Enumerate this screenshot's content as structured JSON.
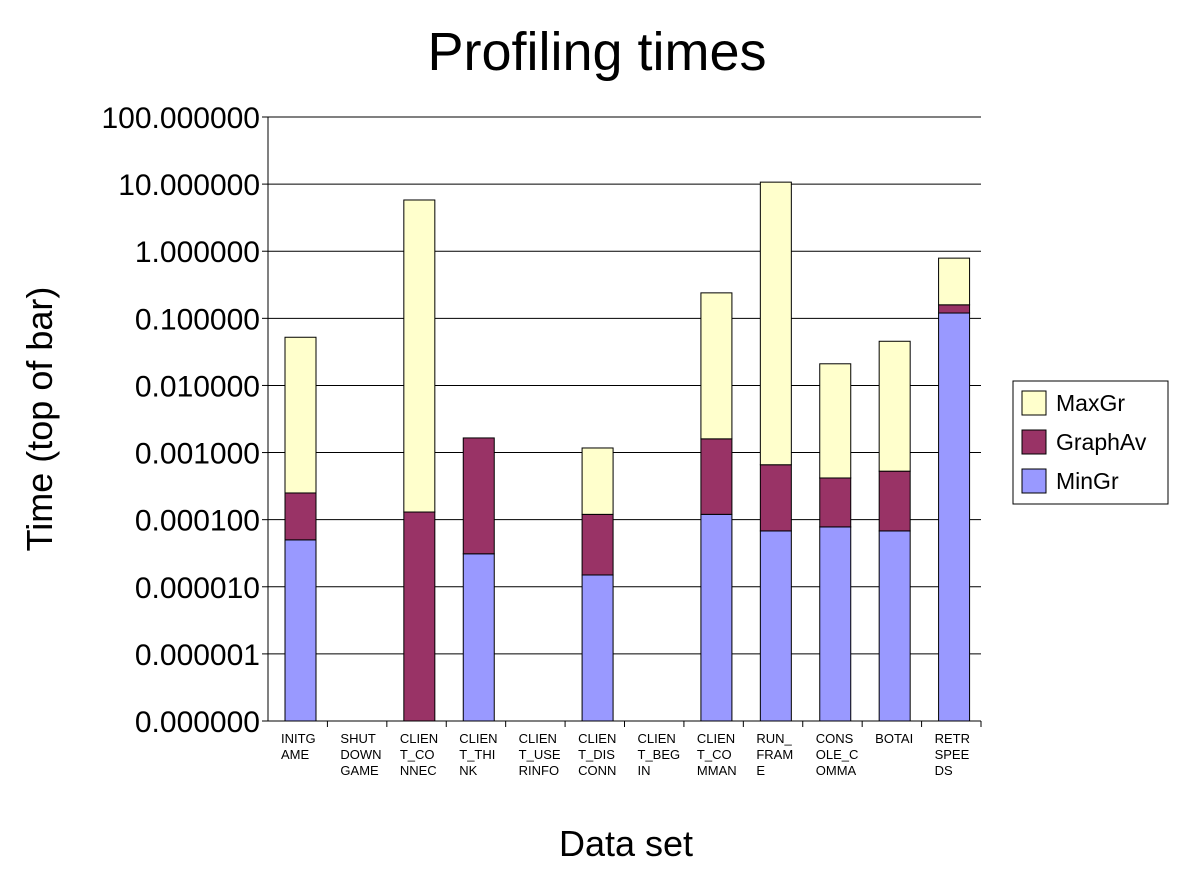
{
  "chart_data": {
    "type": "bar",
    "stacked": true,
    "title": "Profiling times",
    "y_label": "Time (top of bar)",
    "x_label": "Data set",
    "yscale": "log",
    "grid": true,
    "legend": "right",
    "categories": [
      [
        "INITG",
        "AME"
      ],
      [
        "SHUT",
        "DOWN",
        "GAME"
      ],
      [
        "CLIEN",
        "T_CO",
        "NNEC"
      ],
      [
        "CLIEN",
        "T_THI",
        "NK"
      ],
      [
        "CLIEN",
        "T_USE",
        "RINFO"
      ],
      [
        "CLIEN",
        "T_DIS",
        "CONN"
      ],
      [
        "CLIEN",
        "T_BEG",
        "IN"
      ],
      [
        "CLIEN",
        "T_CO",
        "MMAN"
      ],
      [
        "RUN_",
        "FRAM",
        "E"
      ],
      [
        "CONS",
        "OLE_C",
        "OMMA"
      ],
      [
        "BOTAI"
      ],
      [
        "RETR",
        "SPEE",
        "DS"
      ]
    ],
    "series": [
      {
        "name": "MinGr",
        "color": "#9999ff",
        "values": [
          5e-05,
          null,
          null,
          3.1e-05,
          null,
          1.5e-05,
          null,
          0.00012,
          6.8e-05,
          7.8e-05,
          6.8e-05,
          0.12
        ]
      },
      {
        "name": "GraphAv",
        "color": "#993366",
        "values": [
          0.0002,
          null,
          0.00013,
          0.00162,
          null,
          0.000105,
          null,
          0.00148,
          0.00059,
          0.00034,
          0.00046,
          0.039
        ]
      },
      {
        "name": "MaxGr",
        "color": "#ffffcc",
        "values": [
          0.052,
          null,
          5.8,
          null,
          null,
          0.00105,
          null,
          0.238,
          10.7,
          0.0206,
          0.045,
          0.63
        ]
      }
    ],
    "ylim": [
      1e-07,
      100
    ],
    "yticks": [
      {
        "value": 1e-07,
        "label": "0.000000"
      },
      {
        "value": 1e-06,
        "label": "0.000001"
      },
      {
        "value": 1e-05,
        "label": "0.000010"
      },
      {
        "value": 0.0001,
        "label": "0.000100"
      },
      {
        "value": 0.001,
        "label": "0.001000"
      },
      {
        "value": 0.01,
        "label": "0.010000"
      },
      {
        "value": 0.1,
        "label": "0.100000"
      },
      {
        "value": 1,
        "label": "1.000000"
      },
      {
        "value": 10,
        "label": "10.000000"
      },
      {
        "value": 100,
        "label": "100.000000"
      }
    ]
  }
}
****************************************
Leaving all pictures aside, quote each record exactly.

Enumerate this screenshot's content as structured JSON.
{
  "chart_data": {
    "type": "bar",
    "stacked": true,
    "title": "Profiling times",
    "y_label": "Time (top of bar)",
    "x_label": "Data set",
    "yscale": "log",
    "grid": true,
    "legend": "right",
    "categories": [
      [
        "INITG",
        "AME"
      ],
      [
        "SHUT",
        "DOWN",
        "GAME"
      ],
      [
        "CLIEN",
        "T_CO",
        "NNEC"
      ],
      [
        "CLIEN",
        "T_THI",
        "NK"
      ],
      [
        "CLIEN",
        "T_USE",
        "RINFO"
      ],
      [
        "CLIEN",
        "T_DIS",
        "CONN"
      ],
      [
        "CLIEN",
        "T_BEG",
        "IN"
      ],
      [
        "CLIEN",
        "T_CO",
        "MMAN"
      ],
      [
        "RUN_",
        "FRAM",
        "E"
      ],
      [
        "CONS",
        "OLE_C",
        "OMMA"
      ],
      [
        "BOTAI"
      ],
      [
        "RETR",
        "SPEE",
        "DS"
      ]
    ],
    "series": [
      {
        "name": "MinGr",
        "color": "#9999ff",
        "values": [
          5e-05,
          null,
          null,
          3.1e-05,
          null,
          1.5e-05,
          null,
          0.00012,
          6.8e-05,
          7.8e-05,
          6.8e-05,
          0.12
        ]
      },
      {
        "name": "GraphAv",
        "color": "#993366",
        "values": [
          0.0002,
          null,
          0.00013,
          0.00162,
          null,
          0.000105,
          null,
          0.00148,
          0.00059,
          0.00034,
          0.00046,
          0.039
        ]
      },
      {
        "name": "MaxGr",
        "color": "#ffffcc",
        "values": [
          0.052,
          null,
          5.8,
          null,
          null,
          0.00105,
          null,
          0.238,
          10.7,
          0.0206,
          0.045,
          0.63
        ]
      }
    ],
    "ylim": [
      1e-07,
      100
    ],
    "yticks": [
      {
        "value": 1e-07,
        "label": "0.000000"
      },
      {
        "value": 1e-06,
        "label": "0.000001"
      },
      {
        "value": 1e-05,
        "label": "0.000010"
      },
      {
        "value": 0.0001,
        "label": "0.000100"
      },
      {
        "value": 0.001,
        "label": "0.001000"
      },
      {
        "value": 0.01,
        "label": "0.010000"
      },
      {
        "value": 0.1,
        "label": "0.100000"
      },
      {
        "value": 1,
        "label": "1.000000"
      },
      {
        "value": 10,
        "label": "10.000000"
      },
      {
        "value": 100,
        "label": "100.000000"
      }
    ]
  }
}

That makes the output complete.